What to work on ->
Reproduce all of the material word for word.

Source records ->
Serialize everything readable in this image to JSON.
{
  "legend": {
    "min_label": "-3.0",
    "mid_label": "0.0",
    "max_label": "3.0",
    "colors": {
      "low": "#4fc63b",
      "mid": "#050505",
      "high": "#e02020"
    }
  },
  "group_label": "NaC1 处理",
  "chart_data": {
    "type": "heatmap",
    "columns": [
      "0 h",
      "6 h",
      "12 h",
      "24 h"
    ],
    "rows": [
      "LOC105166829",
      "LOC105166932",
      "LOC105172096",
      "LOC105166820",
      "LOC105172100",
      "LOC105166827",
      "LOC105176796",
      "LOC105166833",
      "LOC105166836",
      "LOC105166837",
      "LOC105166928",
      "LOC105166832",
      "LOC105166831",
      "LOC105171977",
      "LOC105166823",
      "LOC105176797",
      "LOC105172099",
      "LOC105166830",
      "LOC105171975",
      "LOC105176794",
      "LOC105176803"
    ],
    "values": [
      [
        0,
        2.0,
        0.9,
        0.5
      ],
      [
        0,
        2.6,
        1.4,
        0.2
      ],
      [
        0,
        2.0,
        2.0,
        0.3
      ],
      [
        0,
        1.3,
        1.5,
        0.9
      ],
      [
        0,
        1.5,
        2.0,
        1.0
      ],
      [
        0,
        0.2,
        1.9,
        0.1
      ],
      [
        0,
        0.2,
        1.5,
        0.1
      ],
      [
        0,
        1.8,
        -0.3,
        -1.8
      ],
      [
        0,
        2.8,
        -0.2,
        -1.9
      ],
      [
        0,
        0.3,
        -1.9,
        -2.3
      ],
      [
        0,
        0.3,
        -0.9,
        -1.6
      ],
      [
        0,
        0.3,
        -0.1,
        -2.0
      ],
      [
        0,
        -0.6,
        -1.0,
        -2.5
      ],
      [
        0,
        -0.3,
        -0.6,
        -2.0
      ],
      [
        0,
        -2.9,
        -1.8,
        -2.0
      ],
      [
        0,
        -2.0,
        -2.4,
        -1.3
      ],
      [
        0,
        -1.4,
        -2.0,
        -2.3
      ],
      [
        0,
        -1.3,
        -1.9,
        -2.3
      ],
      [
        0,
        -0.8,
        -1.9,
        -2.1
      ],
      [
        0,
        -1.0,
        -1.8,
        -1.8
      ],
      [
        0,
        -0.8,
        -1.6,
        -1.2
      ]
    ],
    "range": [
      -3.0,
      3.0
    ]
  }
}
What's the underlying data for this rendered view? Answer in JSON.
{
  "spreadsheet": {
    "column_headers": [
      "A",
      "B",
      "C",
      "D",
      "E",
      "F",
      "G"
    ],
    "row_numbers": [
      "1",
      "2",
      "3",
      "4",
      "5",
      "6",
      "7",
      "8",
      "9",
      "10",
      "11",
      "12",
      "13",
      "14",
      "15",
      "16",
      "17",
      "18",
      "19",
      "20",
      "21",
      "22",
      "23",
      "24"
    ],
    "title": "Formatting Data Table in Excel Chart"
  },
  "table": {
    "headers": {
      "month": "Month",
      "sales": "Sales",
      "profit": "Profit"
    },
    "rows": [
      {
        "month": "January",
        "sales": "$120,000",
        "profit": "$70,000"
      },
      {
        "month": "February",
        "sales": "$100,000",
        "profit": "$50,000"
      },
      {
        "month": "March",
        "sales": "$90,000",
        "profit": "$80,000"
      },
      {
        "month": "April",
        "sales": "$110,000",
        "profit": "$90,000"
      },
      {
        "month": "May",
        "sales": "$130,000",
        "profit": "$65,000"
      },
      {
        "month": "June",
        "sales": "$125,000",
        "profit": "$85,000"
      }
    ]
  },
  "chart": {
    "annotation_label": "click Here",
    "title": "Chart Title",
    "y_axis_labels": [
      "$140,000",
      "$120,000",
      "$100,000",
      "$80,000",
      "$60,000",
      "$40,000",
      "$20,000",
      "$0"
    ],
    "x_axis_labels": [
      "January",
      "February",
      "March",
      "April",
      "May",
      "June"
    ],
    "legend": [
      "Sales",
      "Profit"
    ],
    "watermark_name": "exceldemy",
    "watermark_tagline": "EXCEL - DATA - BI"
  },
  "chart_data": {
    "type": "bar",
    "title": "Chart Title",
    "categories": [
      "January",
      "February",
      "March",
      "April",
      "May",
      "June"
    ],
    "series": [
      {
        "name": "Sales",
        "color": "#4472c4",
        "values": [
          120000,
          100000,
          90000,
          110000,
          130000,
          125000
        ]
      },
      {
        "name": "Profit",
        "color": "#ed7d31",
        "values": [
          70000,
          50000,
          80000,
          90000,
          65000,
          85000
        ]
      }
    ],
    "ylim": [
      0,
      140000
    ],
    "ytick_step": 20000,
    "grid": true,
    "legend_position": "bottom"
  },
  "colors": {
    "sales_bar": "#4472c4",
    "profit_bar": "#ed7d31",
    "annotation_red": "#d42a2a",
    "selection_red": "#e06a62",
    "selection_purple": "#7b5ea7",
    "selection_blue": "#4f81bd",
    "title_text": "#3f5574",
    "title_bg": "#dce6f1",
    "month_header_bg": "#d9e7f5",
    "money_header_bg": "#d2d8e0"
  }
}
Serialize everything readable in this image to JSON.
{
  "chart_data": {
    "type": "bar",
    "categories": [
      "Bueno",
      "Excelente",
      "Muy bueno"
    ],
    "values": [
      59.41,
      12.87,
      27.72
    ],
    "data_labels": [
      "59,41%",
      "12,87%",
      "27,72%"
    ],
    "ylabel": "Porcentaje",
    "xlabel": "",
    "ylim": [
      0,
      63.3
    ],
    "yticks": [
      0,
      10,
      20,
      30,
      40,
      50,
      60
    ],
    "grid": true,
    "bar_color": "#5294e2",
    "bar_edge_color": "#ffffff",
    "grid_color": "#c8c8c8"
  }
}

Result of the exercise ->
Serialize everything readable in this image to JSON.
{
  "legend": {
    "min_label": "-3.0",
    "mid_label": "0.0",
    "max_label": "3.0",
    "colors": {
      "low": "#4fc63b",
      "mid": "#050505",
      "high": "#e02020"
    }
  },
  "group_label": "NaC1 处理",
  "chart_data": {
    "type": "heatmap",
    "columns": [
      "0 h",
      "6 h",
      "12 h",
      "24 h"
    ],
    "rows": [
      "LOC105166829",
      "LOC105166932",
      "LOC105172096",
      "LOC105166820",
      "LOC105172100",
      "LOC105166827",
      "LOC105176796",
      "LOC105166833",
      "LOC105166836",
      "LOC105166837",
      "LOC105166928",
      "LOC105166832",
      "LOC105166831",
      "LOC105171977",
      "LOC105166823",
      "LOC105176797",
      "LOC105172099",
      "LOC105166830",
      "LOC105171975",
      "LOC105176794",
      "LOC105176803"
    ],
    "values": [
      [
        0,
        2.0,
        0.9,
        0.5
      ],
      [
        0,
        2.6,
        1.4,
        0.2
      ],
      [
        0,
        2.0,
        2.0,
        0.3
      ],
      [
        0,
        1.3,
        1.5,
        0.9
      ],
      [
        0,
        1.5,
        2.0,
        1.0
      ],
      [
        0,
        0.2,
        1.9,
        0.1
      ],
      [
        0,
        0.2,
        1.5,
        0.1
      ],
      [
        0,
        1.8,
        -0.3,
        -1.8
      ],
      [
        0,
        2.8,
        -0.2,
        -1.9
      ],
      [
        0,
        0.3,
        -1.9,
        -2.3
      ],
      [
        0,
        0.3,
        -0.9,
        -1.6
      ],
      [
        0,
        0.3,
        -0.1,
        -2.0
      ],
      [
        0,
        -0.6,
        -1.0,
        -2.5
      ],
      [
        0,
        -0.3,
        -0.6,
        -2.0
      ],
      [
        0,
        -2.9,
        -1.8,
        -2.0
      ],
      [
        0,
        -2.0,
        -2.4,
        -1.3
      ],
      [
        0,
        -1.4,
        -2.0,
        -2.3
      ],
      [
        0,
        -1.3,
        -1.9,
        -2.3
      ],
      [
        0,
        -0.8,
        -1.9,
        -2.1
      ],
      [
        0,
        -1.0,
        -1.8,
        -1.8
      ],
      [
        0,
        -0.8,
        -1.6,
        -1.2
      ]
    ],
    "range": [
      -3.0,
      3.0
    ]
  }
}
What's the underlying data for this rendered view? Answer in JSON.
{
  "spreadsheet": {
    "column_headers": [
      "A",
      "B",
      "C",
      "D",
      "E",
      "F",
      "G"
    ],
    "row_numbers": [
      "1",
      "2",
      "3",
      "4",
      "5",
      "6",
      "7",
      "8",
      "9",
      "10",
      "11",
      "12",
      "13",
      "14",
      "15",
      "16",
      "17",
      "18",
      "19",
      "20",
      "21",
      "22",
      "23",
      "24"
    ],
    "title": "Formatting Data Table in Excel Chart"
  },
  "table": {
    "headers": {
      "month": "Month",
      "sales": "Sales",
      "profit": "Profit"
    },
    "rows": [
      {
        "month": "January",
        "sales": "$120,000",
        "profit": "$70,000"
      },
      {
        "month": "February",
        "sales": "$100,000",
        "profit": "$50,000"
      },
      {
        "month": "March",
        "sales": "$90,000",
        "profit": "$80,000"
      },
      {
        "month": "April",
        "sales": "$110,000",
        "profit": "$90,000"
      },
      {
        "month": "May",
        "sales": "$130,000",
        "profit": "$65,000"
      },
      {
        "month": "June",
        "sales": "$125,000",
        "profit": "$85,000"
      }
    ]
  },
  "chart": {
    "annotation_label": "click Here",
    "title": "Chart Title",
    "y_axis_labels": [
      "$140,000",
      "$120,000",
      "$100,000",
      "$80,000",
      "$60,000",
      "$40,000",
      "$20,000",
      "$0"
    ],
    "x_axis_labels": [
      "January",
      "February",
      "March",
      "April",
      "May",
      "June"
    ],
    "legend": [
      "Sales",
      "Profit"
    ],
    "watermark_name": "exceldemy",
    "watermark_tagline": "EXCEL - DATA - BI"
  },
  "chart_data": {
    "type": "bar",
    "title": "Chart Title",
    "categories": [
      "January",
      "February",
      "March",
      "April",
      "May",
      "June"
    ],
    "series": [
      {
        "name": "Sales",
        "color": "#4472c4",
        "values": [
          120000,
          100000,
          90000,
          110000,
          130000,
          125000
        ]
      },
      {
        "name": "Profit",
        "color": "#ed7d31",
        "values": [
          70000,
          50000,
          80000,
          90000,
          65000,
          85000
        ]
      }
    ],
    "ylim": [
      0,
      140000
    ],
    "ytick_step": 20000,
    "grid": true,
    "legend_position": "bottom"
  },
  "colors": {
    "sales_bar": "#4472c4",
    "profit_bar": "#ed7d31",
    "annotation_red": "#d42a2a",
    "selection_red": "#e06a62",
    "selection_purple": "#7b5ea7",
    "selection_blue": "#4f81bd",
    "title_text": "#3f5574",
    "title_bg": "#dce6f1",
    "month_header_bg": "#d9e7f5",
    "money_header_bg": "#d2d8e0"
  }
}
Serialize everything readable in this image to JSON.
{
  "chart_data": {
    "type": "bar",
    "categories": [
      "Bueno",
      "Excelente",
      "Muy bueno"
    ],
    "values": [
      59.41,
      12.87,
      27.72
    ],
    "data_labels": [
      "59,41%",
      "12,87%",
      "27,72%"
    ],
    "ylabel": "Porcentaje",
    "xlabel": "",
    "ylim": [
      0,
      63.3
    ],
    "yticks": [
      0,
      10,
      20,
      30,
      40,
      50,
      60
    ],
    "grid": true,
    "bar_color": "#5294e2",
    "bar_edge_color": "#ffffff",
    "grid_color": "#c8c8c8"
  }
}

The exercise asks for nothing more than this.